▶ **Work required**: From the entries below, copy every line holding the word "name".

(Records excerpted from a collection)
---------------

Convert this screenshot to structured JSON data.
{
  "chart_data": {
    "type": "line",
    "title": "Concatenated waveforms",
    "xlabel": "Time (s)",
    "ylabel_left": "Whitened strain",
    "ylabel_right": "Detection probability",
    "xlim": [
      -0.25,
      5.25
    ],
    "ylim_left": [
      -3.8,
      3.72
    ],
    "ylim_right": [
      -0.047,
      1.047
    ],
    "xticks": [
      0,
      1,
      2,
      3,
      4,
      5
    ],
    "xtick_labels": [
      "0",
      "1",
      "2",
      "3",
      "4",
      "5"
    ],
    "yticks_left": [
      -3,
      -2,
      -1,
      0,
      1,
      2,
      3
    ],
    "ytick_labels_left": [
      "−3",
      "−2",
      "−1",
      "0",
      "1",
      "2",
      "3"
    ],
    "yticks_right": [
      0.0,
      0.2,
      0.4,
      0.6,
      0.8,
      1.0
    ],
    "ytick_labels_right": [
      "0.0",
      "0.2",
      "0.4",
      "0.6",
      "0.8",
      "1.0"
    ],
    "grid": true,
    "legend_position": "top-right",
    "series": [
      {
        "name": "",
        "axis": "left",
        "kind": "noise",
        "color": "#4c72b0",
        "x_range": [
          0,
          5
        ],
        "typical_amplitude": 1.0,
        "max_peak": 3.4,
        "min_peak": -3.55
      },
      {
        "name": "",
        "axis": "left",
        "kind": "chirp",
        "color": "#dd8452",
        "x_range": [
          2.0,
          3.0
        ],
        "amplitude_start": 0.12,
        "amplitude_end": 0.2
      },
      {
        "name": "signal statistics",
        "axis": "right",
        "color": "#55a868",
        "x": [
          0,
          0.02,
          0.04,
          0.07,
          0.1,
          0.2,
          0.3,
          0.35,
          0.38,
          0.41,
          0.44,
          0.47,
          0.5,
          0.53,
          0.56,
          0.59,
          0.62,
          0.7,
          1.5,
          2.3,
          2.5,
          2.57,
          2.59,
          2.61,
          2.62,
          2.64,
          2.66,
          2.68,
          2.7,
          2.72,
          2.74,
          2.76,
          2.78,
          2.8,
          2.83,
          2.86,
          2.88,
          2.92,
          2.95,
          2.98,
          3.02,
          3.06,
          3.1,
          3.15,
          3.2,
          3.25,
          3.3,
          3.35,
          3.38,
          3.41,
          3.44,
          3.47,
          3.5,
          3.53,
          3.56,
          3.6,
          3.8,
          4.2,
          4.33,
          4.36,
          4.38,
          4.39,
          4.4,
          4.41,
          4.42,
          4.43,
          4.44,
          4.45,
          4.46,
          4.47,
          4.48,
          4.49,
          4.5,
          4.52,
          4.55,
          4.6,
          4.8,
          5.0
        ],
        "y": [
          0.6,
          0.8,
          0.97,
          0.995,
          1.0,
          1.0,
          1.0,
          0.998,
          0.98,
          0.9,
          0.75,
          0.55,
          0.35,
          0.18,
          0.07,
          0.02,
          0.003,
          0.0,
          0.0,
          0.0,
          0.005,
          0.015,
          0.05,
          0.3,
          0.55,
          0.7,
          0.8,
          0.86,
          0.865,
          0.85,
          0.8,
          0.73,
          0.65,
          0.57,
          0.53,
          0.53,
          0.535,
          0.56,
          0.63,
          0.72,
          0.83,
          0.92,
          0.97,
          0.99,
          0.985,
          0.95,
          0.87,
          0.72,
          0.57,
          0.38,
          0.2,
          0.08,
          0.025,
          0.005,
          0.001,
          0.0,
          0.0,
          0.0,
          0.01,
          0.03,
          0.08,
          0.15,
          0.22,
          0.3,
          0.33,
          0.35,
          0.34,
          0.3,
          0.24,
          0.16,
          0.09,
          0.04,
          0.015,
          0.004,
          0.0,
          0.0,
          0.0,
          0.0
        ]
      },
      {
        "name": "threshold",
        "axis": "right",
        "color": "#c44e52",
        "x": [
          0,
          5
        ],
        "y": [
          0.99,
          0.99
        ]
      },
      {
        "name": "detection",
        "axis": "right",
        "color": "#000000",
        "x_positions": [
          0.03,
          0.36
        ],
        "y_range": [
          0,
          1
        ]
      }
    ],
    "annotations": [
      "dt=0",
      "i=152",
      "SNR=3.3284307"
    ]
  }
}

---------------

▶ **Worked solution**:
        "name": "",
        "name": "",
        "name": "signal statistics",
        "name": "threshold",
        "name": "detection",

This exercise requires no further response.